Hunt for the word "data" across the entries below, copying each line that holds it.
-- Start Input --
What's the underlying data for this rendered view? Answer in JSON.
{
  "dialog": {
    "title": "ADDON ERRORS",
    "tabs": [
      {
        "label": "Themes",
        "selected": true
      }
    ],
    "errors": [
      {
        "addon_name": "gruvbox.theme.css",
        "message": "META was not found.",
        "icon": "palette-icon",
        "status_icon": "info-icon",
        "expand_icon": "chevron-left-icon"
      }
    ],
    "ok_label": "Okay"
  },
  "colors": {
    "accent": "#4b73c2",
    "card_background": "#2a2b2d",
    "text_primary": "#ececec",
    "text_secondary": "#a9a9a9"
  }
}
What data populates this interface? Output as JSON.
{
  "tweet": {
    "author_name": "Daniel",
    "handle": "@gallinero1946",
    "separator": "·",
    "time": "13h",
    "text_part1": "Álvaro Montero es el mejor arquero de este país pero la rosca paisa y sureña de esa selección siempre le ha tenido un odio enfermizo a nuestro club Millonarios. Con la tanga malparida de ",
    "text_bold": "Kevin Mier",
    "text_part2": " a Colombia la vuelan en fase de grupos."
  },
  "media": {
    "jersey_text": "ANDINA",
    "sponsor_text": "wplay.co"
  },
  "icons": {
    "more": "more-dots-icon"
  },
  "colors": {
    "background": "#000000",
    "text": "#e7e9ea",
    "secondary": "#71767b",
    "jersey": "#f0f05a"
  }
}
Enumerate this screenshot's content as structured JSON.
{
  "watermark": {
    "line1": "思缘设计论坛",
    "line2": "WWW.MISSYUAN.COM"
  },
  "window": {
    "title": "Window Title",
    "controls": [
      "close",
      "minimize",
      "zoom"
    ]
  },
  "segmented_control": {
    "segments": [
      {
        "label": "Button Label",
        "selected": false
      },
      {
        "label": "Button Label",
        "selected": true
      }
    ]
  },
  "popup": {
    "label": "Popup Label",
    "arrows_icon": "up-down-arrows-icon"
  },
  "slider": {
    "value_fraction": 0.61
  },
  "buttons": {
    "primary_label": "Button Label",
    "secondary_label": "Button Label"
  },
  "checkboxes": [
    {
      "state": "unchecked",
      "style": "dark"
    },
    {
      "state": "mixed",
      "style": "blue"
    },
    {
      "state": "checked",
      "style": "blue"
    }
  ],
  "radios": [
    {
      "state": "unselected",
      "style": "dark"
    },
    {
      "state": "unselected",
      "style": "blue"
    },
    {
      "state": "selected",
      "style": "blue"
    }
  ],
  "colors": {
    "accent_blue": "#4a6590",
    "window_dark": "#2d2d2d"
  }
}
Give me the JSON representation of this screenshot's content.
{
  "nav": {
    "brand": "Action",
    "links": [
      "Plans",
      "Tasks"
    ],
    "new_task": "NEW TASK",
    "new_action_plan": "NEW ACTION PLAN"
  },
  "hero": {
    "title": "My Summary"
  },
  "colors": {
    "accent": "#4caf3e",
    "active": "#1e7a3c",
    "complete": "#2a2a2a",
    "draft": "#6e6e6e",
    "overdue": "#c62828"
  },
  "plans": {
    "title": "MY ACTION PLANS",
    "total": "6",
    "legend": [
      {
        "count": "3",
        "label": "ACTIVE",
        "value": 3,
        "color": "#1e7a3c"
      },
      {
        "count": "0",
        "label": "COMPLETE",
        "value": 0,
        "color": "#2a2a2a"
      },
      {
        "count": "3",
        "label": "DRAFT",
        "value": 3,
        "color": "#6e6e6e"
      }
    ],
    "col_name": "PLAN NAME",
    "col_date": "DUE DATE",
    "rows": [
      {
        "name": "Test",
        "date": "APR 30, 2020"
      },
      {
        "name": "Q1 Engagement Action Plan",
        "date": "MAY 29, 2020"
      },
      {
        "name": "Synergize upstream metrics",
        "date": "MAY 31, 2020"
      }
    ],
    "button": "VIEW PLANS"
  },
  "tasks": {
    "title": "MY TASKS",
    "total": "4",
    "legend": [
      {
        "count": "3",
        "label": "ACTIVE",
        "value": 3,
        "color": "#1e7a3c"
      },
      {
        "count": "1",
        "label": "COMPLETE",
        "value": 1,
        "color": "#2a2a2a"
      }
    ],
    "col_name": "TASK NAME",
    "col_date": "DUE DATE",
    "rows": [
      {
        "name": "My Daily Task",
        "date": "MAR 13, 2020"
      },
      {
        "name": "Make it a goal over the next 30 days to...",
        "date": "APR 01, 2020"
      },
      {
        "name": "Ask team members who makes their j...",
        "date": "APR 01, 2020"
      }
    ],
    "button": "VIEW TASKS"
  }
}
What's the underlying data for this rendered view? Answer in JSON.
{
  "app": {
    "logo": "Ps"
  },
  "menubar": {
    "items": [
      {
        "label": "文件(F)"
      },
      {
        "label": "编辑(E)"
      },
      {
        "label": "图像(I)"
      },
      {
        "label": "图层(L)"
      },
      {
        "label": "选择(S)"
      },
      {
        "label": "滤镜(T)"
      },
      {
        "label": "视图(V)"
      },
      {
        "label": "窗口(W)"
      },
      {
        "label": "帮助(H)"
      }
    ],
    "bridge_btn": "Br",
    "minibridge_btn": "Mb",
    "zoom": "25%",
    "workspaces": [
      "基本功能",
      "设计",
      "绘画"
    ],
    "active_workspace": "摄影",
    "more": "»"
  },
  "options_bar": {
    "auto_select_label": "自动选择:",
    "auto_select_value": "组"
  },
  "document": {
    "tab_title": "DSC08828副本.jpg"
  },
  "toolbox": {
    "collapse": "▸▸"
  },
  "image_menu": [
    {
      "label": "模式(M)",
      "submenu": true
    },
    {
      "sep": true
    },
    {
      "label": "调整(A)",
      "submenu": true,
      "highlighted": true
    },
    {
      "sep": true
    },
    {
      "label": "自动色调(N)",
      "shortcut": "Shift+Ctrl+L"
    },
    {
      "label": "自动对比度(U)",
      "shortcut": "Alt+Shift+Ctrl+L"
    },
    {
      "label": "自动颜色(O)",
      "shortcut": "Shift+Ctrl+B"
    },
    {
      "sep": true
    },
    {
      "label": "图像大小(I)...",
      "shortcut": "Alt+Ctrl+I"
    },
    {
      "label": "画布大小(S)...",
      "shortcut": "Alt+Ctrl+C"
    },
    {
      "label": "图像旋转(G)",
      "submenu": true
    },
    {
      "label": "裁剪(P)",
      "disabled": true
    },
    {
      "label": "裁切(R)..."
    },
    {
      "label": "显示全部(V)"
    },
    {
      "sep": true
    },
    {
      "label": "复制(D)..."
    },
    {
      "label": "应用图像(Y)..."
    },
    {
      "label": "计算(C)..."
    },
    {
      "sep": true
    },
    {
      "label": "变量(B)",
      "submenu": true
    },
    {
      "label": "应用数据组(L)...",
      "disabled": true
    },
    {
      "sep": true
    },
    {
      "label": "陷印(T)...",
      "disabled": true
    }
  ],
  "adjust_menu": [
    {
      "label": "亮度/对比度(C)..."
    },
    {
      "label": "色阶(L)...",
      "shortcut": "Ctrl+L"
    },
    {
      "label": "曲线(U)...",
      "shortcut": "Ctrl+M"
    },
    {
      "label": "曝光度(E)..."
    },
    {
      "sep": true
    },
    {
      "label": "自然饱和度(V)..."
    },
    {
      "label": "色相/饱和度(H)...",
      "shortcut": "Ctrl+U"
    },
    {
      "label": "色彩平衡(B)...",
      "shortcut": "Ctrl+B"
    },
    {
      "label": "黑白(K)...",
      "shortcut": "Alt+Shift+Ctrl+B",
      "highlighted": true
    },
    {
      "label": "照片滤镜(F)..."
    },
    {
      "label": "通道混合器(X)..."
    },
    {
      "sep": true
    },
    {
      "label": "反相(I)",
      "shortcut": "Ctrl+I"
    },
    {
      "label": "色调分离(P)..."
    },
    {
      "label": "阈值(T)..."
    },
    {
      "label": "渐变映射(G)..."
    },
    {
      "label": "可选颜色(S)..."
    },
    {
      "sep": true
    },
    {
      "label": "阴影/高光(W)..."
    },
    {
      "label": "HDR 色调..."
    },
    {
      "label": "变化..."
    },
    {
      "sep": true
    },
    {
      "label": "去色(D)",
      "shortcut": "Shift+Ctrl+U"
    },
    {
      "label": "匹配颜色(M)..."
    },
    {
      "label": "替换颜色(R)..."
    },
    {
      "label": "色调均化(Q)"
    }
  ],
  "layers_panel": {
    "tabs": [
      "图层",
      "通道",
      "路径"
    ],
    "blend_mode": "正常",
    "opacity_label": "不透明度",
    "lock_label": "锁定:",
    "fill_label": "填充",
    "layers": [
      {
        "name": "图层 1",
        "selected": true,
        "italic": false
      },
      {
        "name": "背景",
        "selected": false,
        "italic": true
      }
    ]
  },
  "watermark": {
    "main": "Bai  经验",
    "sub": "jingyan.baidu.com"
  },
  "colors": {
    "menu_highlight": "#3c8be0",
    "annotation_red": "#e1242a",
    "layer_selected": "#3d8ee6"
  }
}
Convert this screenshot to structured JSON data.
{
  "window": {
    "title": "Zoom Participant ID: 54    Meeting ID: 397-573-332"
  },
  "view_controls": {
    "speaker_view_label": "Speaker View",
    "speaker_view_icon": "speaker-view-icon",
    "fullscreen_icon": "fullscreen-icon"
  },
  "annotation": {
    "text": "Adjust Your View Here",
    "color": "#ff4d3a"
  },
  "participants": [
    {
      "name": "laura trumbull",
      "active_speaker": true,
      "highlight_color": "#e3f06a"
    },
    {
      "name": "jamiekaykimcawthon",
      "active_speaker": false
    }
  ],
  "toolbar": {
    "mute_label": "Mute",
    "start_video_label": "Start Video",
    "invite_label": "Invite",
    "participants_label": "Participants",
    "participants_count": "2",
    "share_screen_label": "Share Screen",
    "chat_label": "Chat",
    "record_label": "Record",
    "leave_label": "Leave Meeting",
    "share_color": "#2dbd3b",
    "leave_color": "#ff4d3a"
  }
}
-- End Input --
■ Final answer:
What's the underlying data for this rendered view? Answer in JSON.
What data populates this interface? Output as JSON.
What's the underlying data for this rendered view? Answer in JSON.
Convert this screenshot to structured JSON data.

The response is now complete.